Stored entries:
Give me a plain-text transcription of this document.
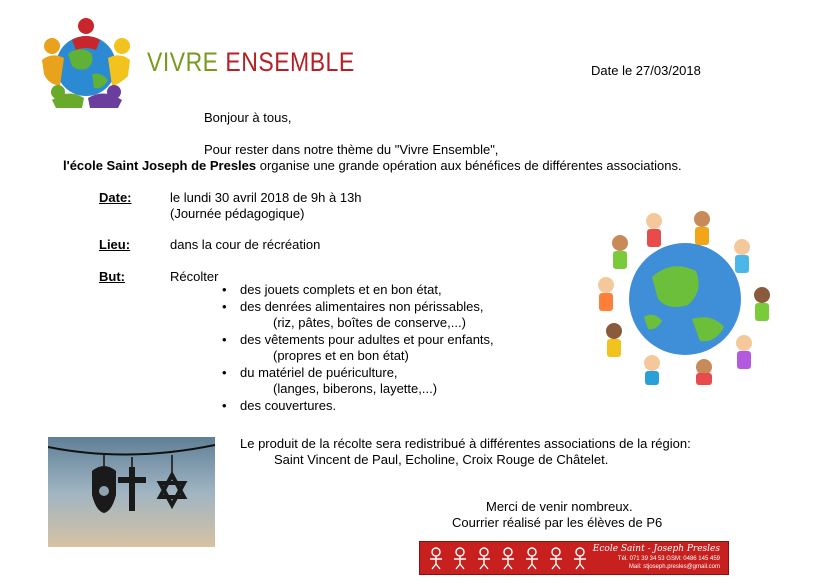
VIVRE ENSEMBLE	Date le 27/03/2018
Bonjour à tous,
Pour rester dans notre thème du "Vivre Ensemble",
l'école Saint Joseph de Presles organise une grande opération aux bénéfices de différentes associations.
Date:	le lundi 30 avril 2018 de 9h à 13h
(Journée pédagogique)
Lieu:	dans la cour de récréation
But:	Récolter
• des jouets complets et en bon état,
• des denrées alimentaires non périssables,
(riz, pâtes, boîtes de conserve,...)
• des vêtements pour adultes et pour enfants,
(propres et en bon état)
• du matériel de puériculture,
(langes, biberons, layette,...)
• des couvertures.
Le produit de la récolte sera redistribué à différentes associations de la région:
Saint Vincent de Paul, Echoline, Croix Rouge de Châtelet.
Merci de venir nombreux.
Courrier réalisé par les élèves de P6
Ecole Saint - Joseph Presles
Tél. 071 39 34 53 GSM: 0486 145 459
Mail: stjoseph.presles@gmail.com
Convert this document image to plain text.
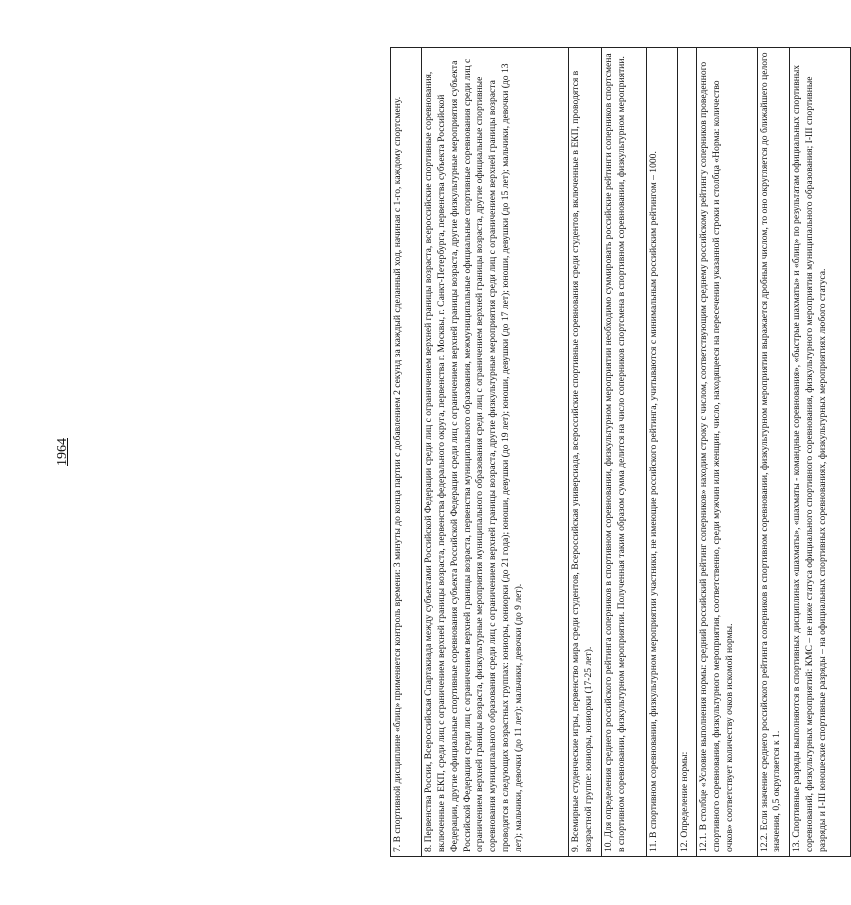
1964	7. В спортивной дисциплине «блиц» применяется контроль времени: 3 минуты до конца партии с добавлением 2 секунд за каждый сделанный ход, начиная с 1-го, каждому спортсмену.
8. Первенства России, Всероссийская Спартакиада между субъектами Российской Федерации среди лиц с ограничением верхней границы возраста, всероссийские спортивные соревнования, включенные в ЕКП, среди лиц с ограничением верхней границы возраста, первенства федерального округа, первенства г. Москвы, г. Санкт-Петербурга, первенства субъекта Российской Федерации, другие официальные спортивные соревнования субъекта Российской Федерации среди лиц с ограничением верхней границы возраста, другие физкультурные мероприятия субъекта Российской Федерации среди лиц с ограничением верхней границы возраста, первенства муниципального образования, межмуниципальные официальные спортивные соревнования среди лиц с ограничением верхней границы возраста, физкультурные мероприятия муниципального образования среди лиц с ограничением верхней границы возраста, другие официальные спортивные соревнования муниципального образования среди лиц с ограничением верхней границы возраста, другие физкультурные мероприятия среди лиц с ограничением верхней границы возраста проводятся в следующих возрастных группах: юниоры, юниорки (до 21 года); юноши, девушки (до 19 лет); юноши, девушки (до 17 лет); юноши, девушки (до 15 лет); мальчики, девочки (до 13 лет); мальчики, девочки (до 11 лет); мальчики, девочки (до 9 лет).
9. Всемирные студенческие игры, первенство мира среди студентов, Всероссийская универсиада, всероссийские спортивные соревнования среди студентов, включенные в ЕКП, проводятся в возрастной группе: юниоры, юниорки (17-25 лет).
10. Для определения среднего российского рейтинга соперников в спортивном соревновании, физкультурном мероприятии необходимо суммировать российские рейтинги соперников спортсмена в спортивном соревновании, физкультурном мероприятии. Полученная таким образом сумма делится на число соперников спортсмена в спортивном соревновании, физкультурном мероприятии.
11. В спортивном соревновании, физкультурном мероприятии участники, не имеющие российского рейтинга, учитываются с минимальным российским рейтингом – 1000.
12. Определение нормы:
12.1. В столбце «Условие выполнения нормы: средний российский рейтинг соперников» находим строку с числом, соответствующим среднему российскому рейтингу соперников проведенного спортивного соревнования, физкультурного мероприятия, соответственно, среди мужчин или женщин, число, находящееся на пересечении указанной строки и столбца «Норма: количество очков» соответствует количеству очков искомой нормы.
12.2. Если значение среднего российского рейтинга соперников в спортивном соревновании, физкультурном мероприятии выражается дробным числом, то оно округляется до ближайшего целого значения, 0,5 округляется к 1.
13. Спортивные разряды выполняются в спортивных дисциплинах «шахматы», «шахматы - командные соревнования», «быстрые шахматы» и «блиц» по результатам официальных спортивных соревнований, физкультурных мероприятий: КМС – не ниже статуса официального спортивного соревнования, физкультурного мероприятия муниципального образования; I-III спортивные разряды и I-III юношеские спортивные разряды – на официальных спортивных соревнованиях, физкультурных мероприятиях любого статуса.
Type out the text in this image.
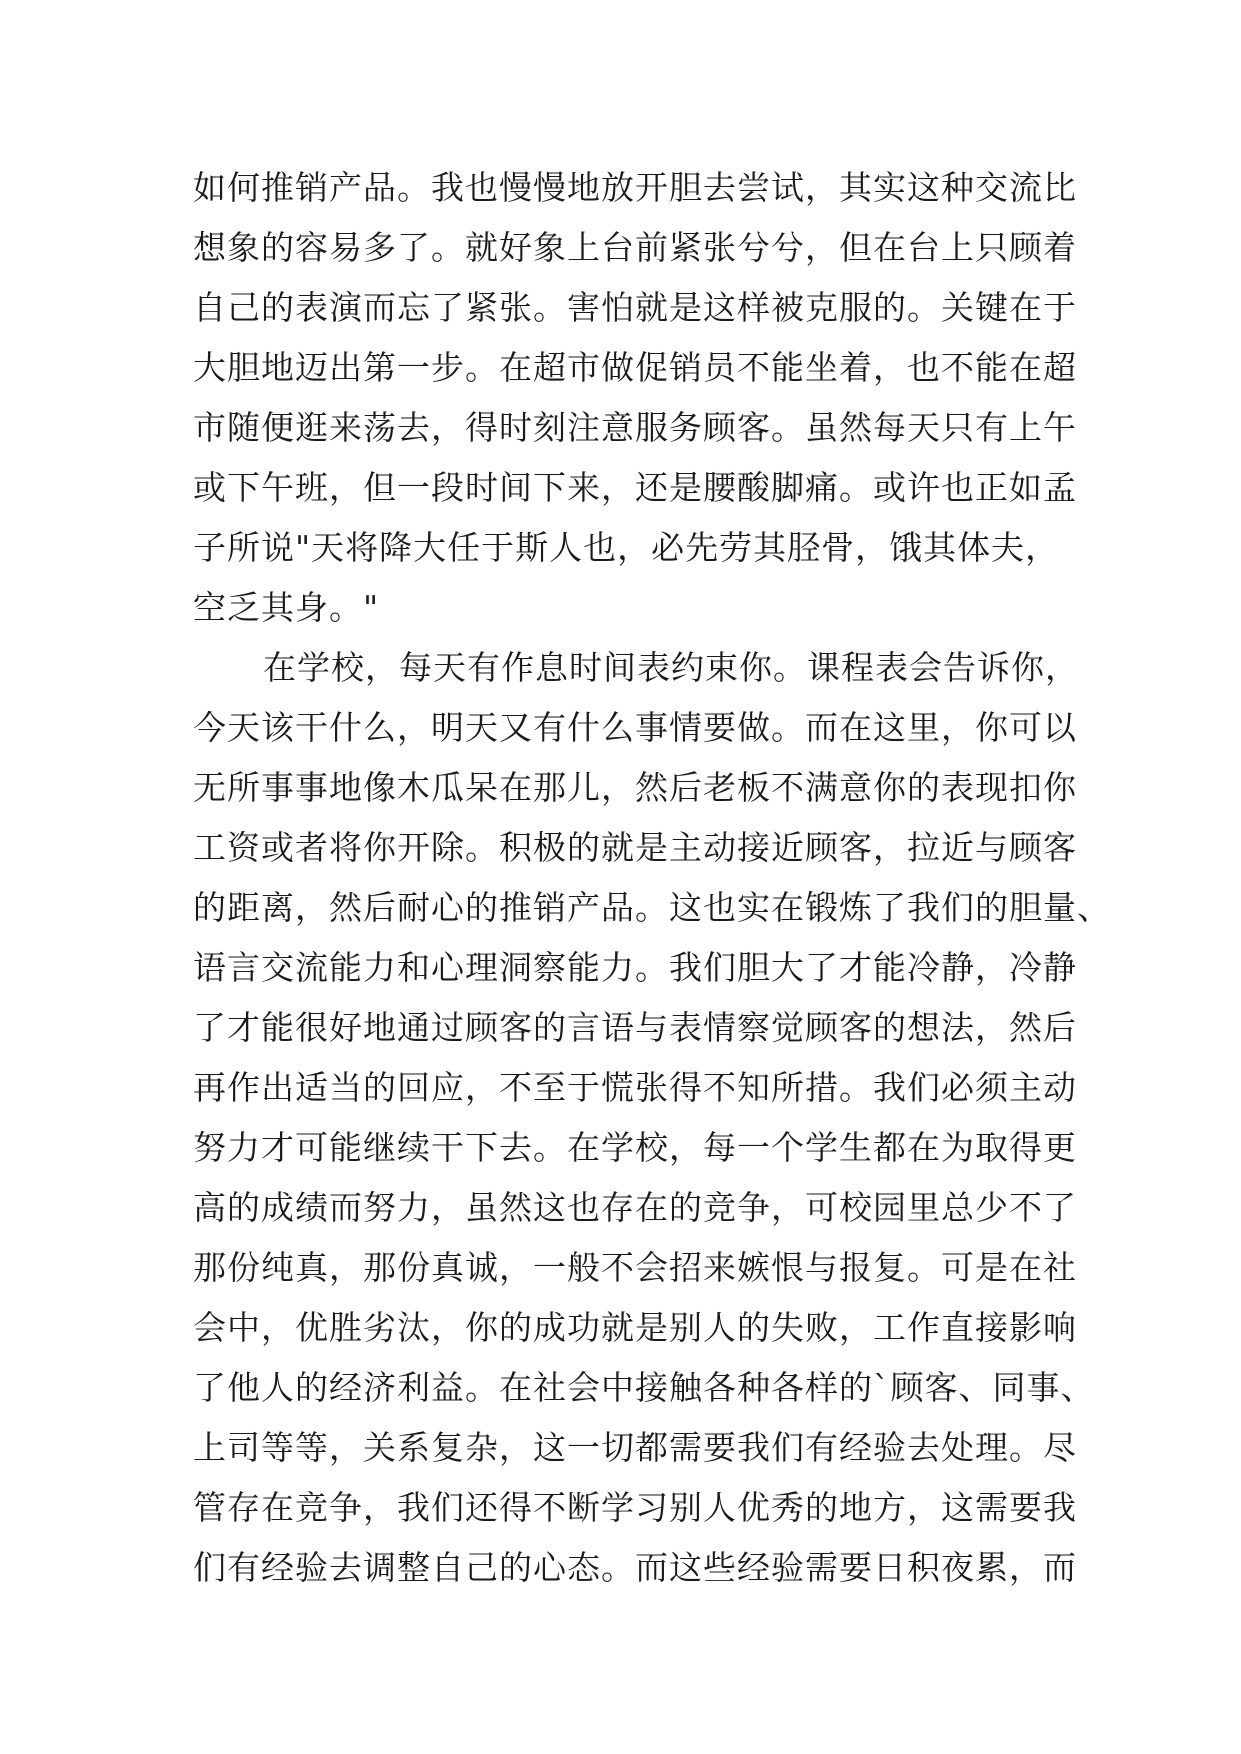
如何推销产品。我也慢慢地放开胆去尝试，其实这种交流比
想象的容易多了。就好象上台前紧张兮兮，但在台上只顾着
自己的表演而忘了紧张。害怕就是这样被克服的。关键在于
大胆地迈出第一步。在超市做促销员不能坐着，也不能在超
市随便逛来荡去，得时刻注意服务顾客。虽然每天只有上午
或下午班，但一段时间下来，还是腰酸脚痛。或许也正如孟
子所说"天将降大任于斯人也，必先劳其胫骨，饿其体夫，
空乏其身。"
在学校，每天有作息时间表约束你。课程表会告诉你，
今天该干什么，明天又有什么事情要做。而在这里，你可以
无所事事地像木瓜呆在那儿，然后老板不满意你的表现扣你
工资或者将你开除。积极的就是主动接近顾客，拉近与顾客
的距离，然后耐心的推销产品。这也实在锻炼了我们的胆量、
语言交流能力和心理洞察能力。我们胆大了才能冷静，冷静
了才能很好地通过顾客的言语与表情察觉顾客的想法，然后
再作出适当的回应，不至于慌张得不知所措。我们必须主动
努力才可能继续干下去。在学校，每一个学生都在为取得更
高的成绩而努力，虽然这也存在的竞争，可校园里总少不了
那份纯真，那份真诚，一般不会招来嫉恨与报复。可是在社
会中，优胜劣汰，你的成功就是别人的失败，工作直接影响
了他人的经济利益。在社会中接触各种各样的`顾客、同事、
上司等等，关系复杂，这一切都需要我们有经验去处理。尽
管存在竞争，我们还得不断学习别人优秀的地方，这需要我
们有经验去调整自己的心态。而这些经验需要日积夜累，而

* EXERCISE REQUIREMENTS *
Using the listing above, show each line holding the string "российского".

* EXERCISE SOLUTION *
10. Для определения среднего российского рейтинга соперников в спортивном соревновании, физкультурном мероприятии необходимо суммировать российские рейтинги соперников спортсмена в спортивном соревновании, физкультурном мероприятии. Полученная таким образом сумма делится на число соперников спортсмена в спортивном соревновании, физкультурном мероприятии.
11. В спортивном соревновании, физкультурном мероприятии участники, не имеющие российского рейтинга, учитываются с минимальным российским рейтингом – 1000.
12.2. Если значение среднего российского рейтинга соперников в спортивном соревновании, физкультурном мероприятии выражается дробным числом, то оно округляется до ближайшего целого значения, 0,5 округляется к 1.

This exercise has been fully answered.